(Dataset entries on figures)
****************************************

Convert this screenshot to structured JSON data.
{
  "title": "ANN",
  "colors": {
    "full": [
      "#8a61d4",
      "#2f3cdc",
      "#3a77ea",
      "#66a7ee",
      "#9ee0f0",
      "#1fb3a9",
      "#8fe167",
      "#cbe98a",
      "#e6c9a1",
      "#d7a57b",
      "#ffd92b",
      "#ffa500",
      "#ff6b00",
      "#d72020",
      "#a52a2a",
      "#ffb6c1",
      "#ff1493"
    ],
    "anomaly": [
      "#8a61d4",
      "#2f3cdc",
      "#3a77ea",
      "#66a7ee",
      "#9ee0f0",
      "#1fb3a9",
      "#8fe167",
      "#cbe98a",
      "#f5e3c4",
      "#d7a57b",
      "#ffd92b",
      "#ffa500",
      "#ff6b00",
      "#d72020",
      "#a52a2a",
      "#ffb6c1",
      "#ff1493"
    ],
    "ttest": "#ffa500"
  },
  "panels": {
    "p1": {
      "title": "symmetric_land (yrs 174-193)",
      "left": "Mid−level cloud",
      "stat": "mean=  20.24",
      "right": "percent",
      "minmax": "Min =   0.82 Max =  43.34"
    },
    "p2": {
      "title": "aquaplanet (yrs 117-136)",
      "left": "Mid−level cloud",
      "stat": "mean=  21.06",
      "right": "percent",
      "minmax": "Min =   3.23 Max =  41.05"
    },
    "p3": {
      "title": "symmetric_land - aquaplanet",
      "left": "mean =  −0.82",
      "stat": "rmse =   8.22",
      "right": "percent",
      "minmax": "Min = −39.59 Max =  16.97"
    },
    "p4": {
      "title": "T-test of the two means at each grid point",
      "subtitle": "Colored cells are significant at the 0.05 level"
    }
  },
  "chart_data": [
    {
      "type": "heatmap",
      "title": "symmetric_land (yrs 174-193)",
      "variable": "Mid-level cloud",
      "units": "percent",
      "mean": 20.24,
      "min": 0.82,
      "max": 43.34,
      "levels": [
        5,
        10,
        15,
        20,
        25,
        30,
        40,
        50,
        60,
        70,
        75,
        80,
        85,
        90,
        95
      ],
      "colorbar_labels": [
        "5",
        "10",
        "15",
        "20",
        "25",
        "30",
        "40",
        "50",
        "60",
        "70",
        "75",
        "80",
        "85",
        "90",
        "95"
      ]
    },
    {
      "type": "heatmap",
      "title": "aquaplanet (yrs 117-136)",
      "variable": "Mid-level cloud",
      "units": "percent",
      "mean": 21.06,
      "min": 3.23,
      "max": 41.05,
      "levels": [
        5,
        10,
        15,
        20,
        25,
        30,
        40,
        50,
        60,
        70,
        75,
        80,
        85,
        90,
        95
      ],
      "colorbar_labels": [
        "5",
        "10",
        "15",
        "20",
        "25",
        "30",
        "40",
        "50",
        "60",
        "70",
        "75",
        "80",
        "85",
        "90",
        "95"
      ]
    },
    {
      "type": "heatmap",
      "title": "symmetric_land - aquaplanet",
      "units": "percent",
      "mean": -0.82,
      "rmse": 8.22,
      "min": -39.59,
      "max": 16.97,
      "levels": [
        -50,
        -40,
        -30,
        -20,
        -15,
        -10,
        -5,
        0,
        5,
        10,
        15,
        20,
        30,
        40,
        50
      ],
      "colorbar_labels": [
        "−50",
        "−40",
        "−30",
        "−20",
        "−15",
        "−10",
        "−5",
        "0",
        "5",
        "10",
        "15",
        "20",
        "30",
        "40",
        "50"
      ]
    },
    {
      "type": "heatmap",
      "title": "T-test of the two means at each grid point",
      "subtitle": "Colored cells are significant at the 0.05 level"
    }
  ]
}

****************************************

WORK TO COMPLETE: The string "stat" may appear in the entries. Say how many lines contain it, as a bare number.

THE ANSWER: 3